→ **DIRECTIVE**:
Repeat the lines in the records below word for word, from the line containing "legend-label: Platypus/Possum xyxy=(830,104,954,121)" through the line containing "bar xyxy=(520,326,660,345)", both included.

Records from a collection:
┌──

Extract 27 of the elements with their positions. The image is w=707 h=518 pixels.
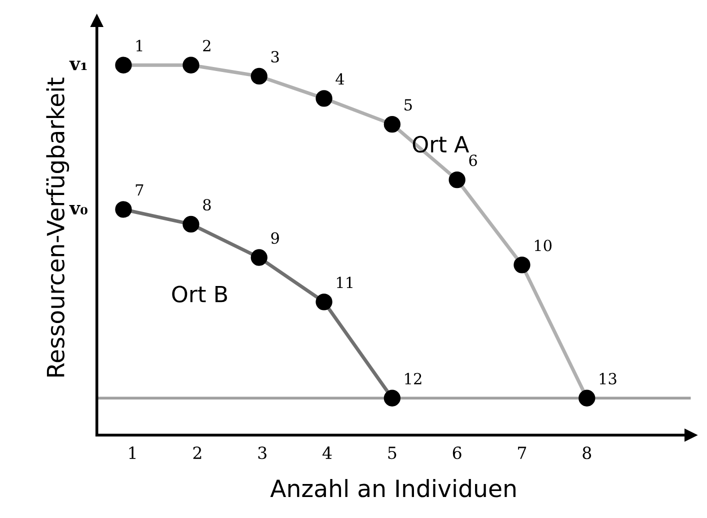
x-tick-label: 8 [582,446,592,460]
x-tick-label: 7 [518,446,526,459]
annotation: 11 [337,276,352,288]
text: v₁ [69,60,87,70]
annotation: 10 [534,240,552,252]
annotation: 3 [271,50,279,63]
annotation: 8 [203,198,211,211]
series-label: Ort B [172,286,227,302]
series-label: Ort A [412,136,470,153]
text: v₀ [69,205,88,214]
annotation: 9 [271,232,279,244]
annotation: 1 [136,40,142,52]
y-axis-title: Ressourcen-Verfügbarkeit [46,78,70,377]
annotation: 12 [405,372,422,384]
x-tick-label: 4 [322,446,332,459]
annotation: 5 [404,99,412,111]
x-tick-label: 5 [388,446,396,460]
x-tick-label: 2 [193,446,202,459]
annotation: 2 [203,40,210,52]
annotation: 6 [469,154,477,166]
annotation: 7 [136,184,144,196]
x-tick-label: 6 [452,446,462,460]
x-tick-label: 3 [258,446,266,460]
x-tick-label: 1 [129,446,136,459]
annotation: 4 [336,73,344,85]
annotation: 13 [600,372,616,384]
x-axis-title: Anzahl an Individuen [270,479,516,498]
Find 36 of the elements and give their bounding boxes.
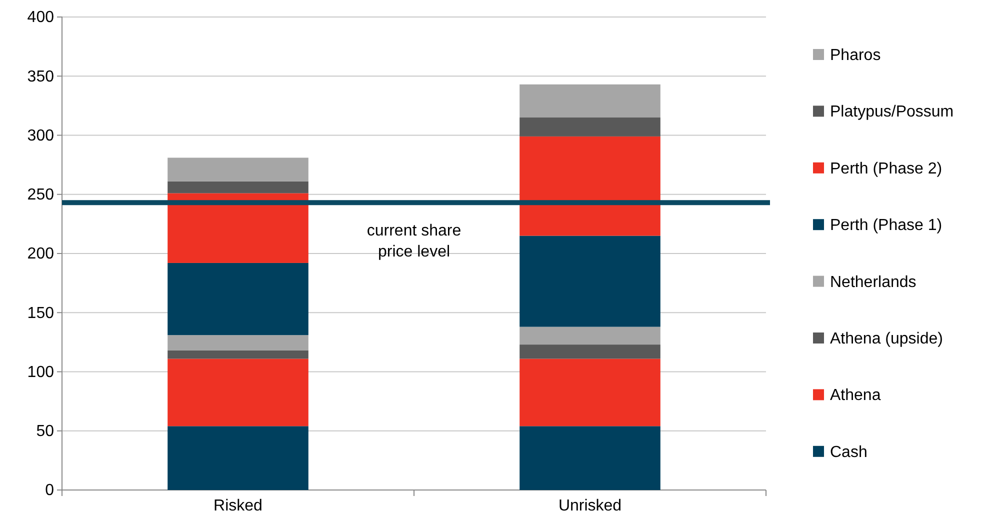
legend-label: Platypus/Possum xyxy=(830,104,954,121)
bar xyxy=(168,158,308,182)
y-tick-label: 150 xyxy=(27,304,54,322)
legend-label: Athena xyxy=(830,387,881,404)
y-tick-label: 200 xyxy=(27,246,54,263)
bar xyxy=(520,344,660,359)
bar xyxy=(168,335,308,350)
bar xyxy=(520,118,660,136)
bar xyxy=(168,350,308,359)
bar xyxy=(168,358,308,426)
x-tick-label: Risked xyxy=(214,498,262,515)
y-tick-label: 350 xyxy=(27,68,54,86)
legend-label: Netherlands xyxy=(830,274,916,291)
y-tick-label: 400 xyxy=(27,9,54,26)
bar xyxy=(520,136,660,236)
y-tick-label: 250 xyxy=(27,186,54,204)
legend-label: Athena (upside) xyxy=(830,330,943,348)
legend-label: Cash xyxy=(830,444,868,461)
y-tick-label: 0 xyxy=(45,482,54,500)
y-tick-label: 50 xyxy=(36,422,54,440)
bar xyxy=(168,426,308,490)
bar xyxy=(520,84,660,118)
legend-label: Perth (Phase 1) xyxy=(830,217,942,234)
x-tick-label: Unrisked xyxy=(558,498,622,515)
legend-label: Pharos xyxy=(830,47,881,64)
bar xyxy=(520,426,660,490)
y-tick-label: 300 xyxy=(27,127,54,144)
bar xyxy=(168,181,308,194)
ref-line-label: current share price level xyxy=(366,222,462,260)
legend-label: Perth (Phase 2) xyxy=(830,160,942,178)
bar xyxy=(520,326,660,345)
bar xyxy=(168,262,308,336)
bar xyxy=(520,358,660,426)
y-tick-label: 100 xyxy=(27,364,54,381)
bar xyxy=(168,193,308,263)
bar xyxy=(520,236,660,327)
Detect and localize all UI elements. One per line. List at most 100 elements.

└──

→ **SOLUTION TO THE EXERCISE**:
legend-label: Platypus/Possum xyxy=(830,104,954,121)
bar xyxy=(168,158,308,182)
y-tick-label: 150 xyxy=(27,304,54,322)
legend-label: Athena xyxy=(830,387,881,404)
y-tick-label: 200 xyxy=(27,246,54,263)
bar xyxy=(520,344,660,359)
bar xyxy=(168,335,308,350)
bar xyxy=(520,118,660,136)
bar xyxy=(168,350,308,359)
bar xyxy=(168,358,308,426)
x-tick-label: Risked xyxy=(214,498,262,515)
y-tick-label: 350 xyxy=(27,68,54,86)
legend-label: Netherlands xyxy=(830,274,916,291)
y-tick-label: 400 xyxy=(27,9,54,26)
bar xyxy=(520,136,660,236)
y-tick-label: 250 xyxy=(27,186,54,204)
legend-label: Athena (upside) xyxy=(830,330,943,348)
legend-label: Cash xyxy=(830,444,868,461)
y-tick-label: 0 xyxy=(45,482,54,500)
y-tick-label: 50 xyxy=(36,422,54,440)
bar xyxy=(168,426,308,490)
bar xyxy=(520,84,660,118)
legend-label: Perth (Phase 1) xyxy=(830,217,942,234)
x-tick-label: Unrisked xyxy=(558,498,622,515)
legend-label: Pharos xyxy=(830,47,881,64)
bar xyxy=(520,426,660,490)
y-tick-label: 300 xyxy=(27,127,54,144)
bar xyxy=(168,181,308,194)
ref-line-label: current share price level xyxy=(366,222,462,260)
legend-label: Perth (Phase 2) xyxy=(830,160,942,178)
bar xyxy=(520,326,660,345)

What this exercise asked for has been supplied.